Records to use:

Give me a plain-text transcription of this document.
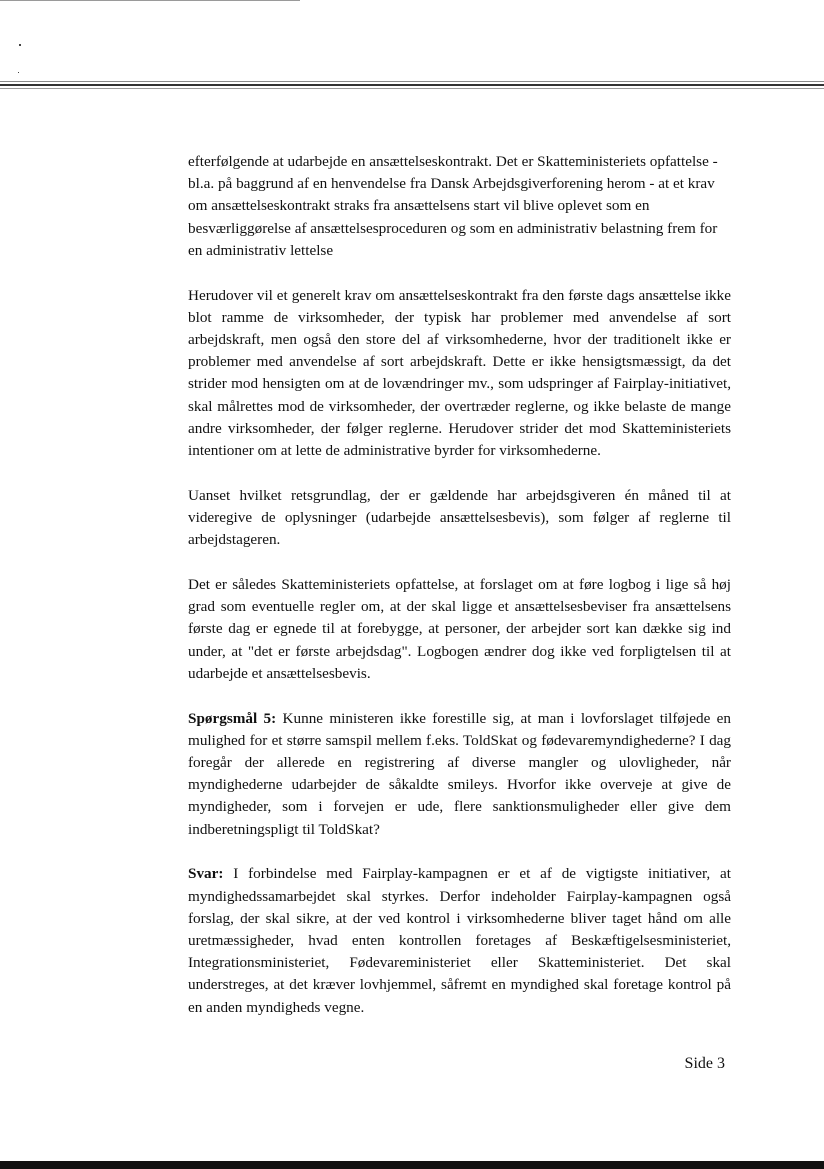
efterfølgende at udarbejde en ansættelseskontrakt. Det er Skatteministeriets opfattelse - bl.a. på baggrund af en henvendelse fra Dansk Arbejdsgiverforening herom - at et krav om ansættelseskontrakt straks fra ansættelsens start vil blive oplevet som en besværliggørelse af ansættelsesproceduren og som en administrativ belastning frem for en administrativ lettelse

Herudover vil et generelt krav om ansættelseskontrakt fra den første dags ansættelse ikke blot ramme de virksomheder, der typisk har problemer med anvendelse af sort arbejdskraft, men også den store del af virksomhederne, hvor der traditionelt ikke er problemer med anvendelse af sort arbejdskraft. Dette er ikke hensigtsmæssigt, da det strider mod hensigten om at de lovændringer mv., som udspringer af Fairplay-initiativet, skal målrettes mod de virksomheder, der overtræder reglerne, og ikke belaste de mange andre virksomheder, der følger reglerne. Herudover strider det mod Skatteministeriets intentioner om at lette de administrative byrder for virksomhederne.

Uanset hvilket retsgrundlag, der er gældende har arbejdsgiveren én måned til at videregive de oplysninger (udarbejde ansættelsesbevis), som følger af reglerne til arbejdstageren.

Det er således Skatteministeriets opfattelse, at forslaget om at føre logbog i lige så høj grad som eventuelle regler om, at der skal ligge et ansættelsesbeviser fra ansættelsens første dag er egnede til at forebygge, at personer, der arbejder sort kan dække sig ind under, at "det er første arbejdsdag". Logbogen ændrer dog ikke ved forpligtelsen til at udarbejde et ansættelsesbevis.

Spørgsmål 5: Kunne ministeren ikke forestille sig, at man i lovforslaget tilføjede en mulighed for et større samspil mellem f.eks. ToldSkat og fødevaremyndighederne? I dag foregår der allerede en registrering af diverse mangler og ulovligheder, når myndighederne udarbejder de såkaldte smileys. Hvorfor ikke overveje at give de myndigheder, som i forvejen er ude, flere sanktionsmuligheder eller give dem indberetningspligt til ToldSkat?

Svar: I forbindelse med Fairplay-kampagnen er et af de vigtigste initiativer, at myndighedssamarbejdet skal styrkes. Derfor indeholder Fairplay-kampagnen også forslag, der skal sikre, at der ved kontrol i virksomhederne bliver taget hånd om alle uretmæssigheder, hvad enten kontrollen foretages af Beskæftigelsesministeriet, Integrationsministeriet, Fødevareministeriet eller Skatteministeriet. Det skal understreges, at det kræver lovhjemmel, såfremt en myndighed skal foretage kontrol på en anden myndigheds vegne.

Side 3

Your task: What count of lines in the listing contain the word "reglerne"? Reply with the number only.

Solution: 2